+++ RAW DATA

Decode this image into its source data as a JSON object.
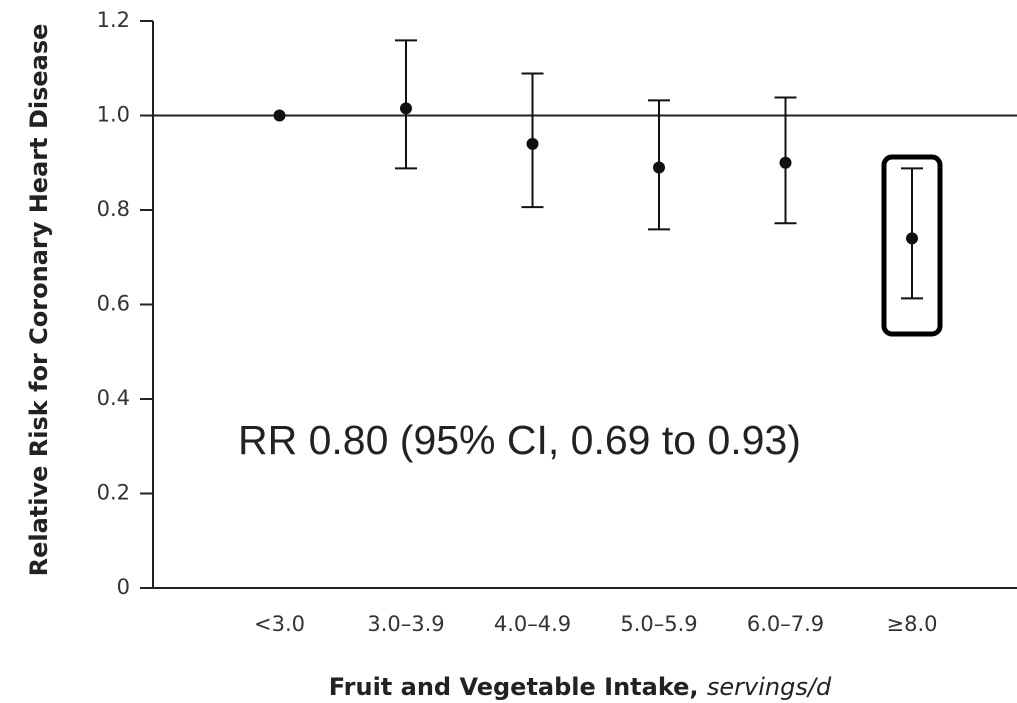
{
  "chart_data": {
    "type": "errorbar",
    "ylabel": "Relative Risk for Coronary Heart Disease",
    "xlabel": "Fruit and Vegetable Intake,",
    "xlabel_unit": "servings/d",
    "annotation": "RR 0.80 (95% CI, 0.69 to 0.93)",
    "categories": [
      "<3.0",
      "3.0–3.9",
      "4.0–4.9",
      "5.0–5.9",
      "6.0–7.9",
      "≥8.0"
    ],
    "values": [
      1.0,
      1.015,
      0.94,
      0.89,
      0.9,
      0.74
    ],
    "lower": [
      null,
      0.888,
      0.806,
      0.759,
      0.772,
      0.613
    ],
    "upper": [
      null,
      1.159,
      1.089,
      1.032,
      1.038,
      0.888
    ],
    "color": "#111111",
    "reference_line": 1,
    "ylim": [
      0,
      1.2
    ],
    "yticks": [
      0,
      0.2,
      0.4,
      0.6,
      0.8,
      {
        "value": 1,
        "label": "1.0"
      },
      1.2
    ]
  }
}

++++++

BRIEF>
Print the records above exactly as they stand, but leave out the pictures.

RESULT FOR THIS TASK>
Decode this image into its source data as a JSON object.
{
  "chart_data": {
    "type": "errorbar",
    "ylabel": "Relative Risk for Coronary Heart Disease",
    "xlabel": "Fruit and Vegetable Intake,",
    "xlabel_unit": "servings/d",
    "annotation": "RR 0.80 (95% CI, 0.69 to 0.93)",
    "categories": [
      "<3.0",
      "3.0–3.9",
      "4.0–4.9",
      "5.0–5.9",
      "6.0–7.9",
      "≥8.0"
    ],
    "values": [
      1.0,
      1.015,
      0.94,
      0.89,
      0.9,
      0.74
    ],
    "lower": [
      null,
      0.888,
      0.806,
      0.759,
      0.772,
      0.613
    ],
    "upper": [
      null,
      1.159,
      1.089,
      1.032,
      1.038,
      0.888
    ],
    "color": "#111111",
    "reference_line": 1,
    "ylim": [
      0,
      1.2
    ],
    "yticks": [
      0,
      0.2,
      0.4,
      0.6,
      0.8,
      {
        "value": 1,
        "label": "1.0"
      },
      1.2
    ]
  }
}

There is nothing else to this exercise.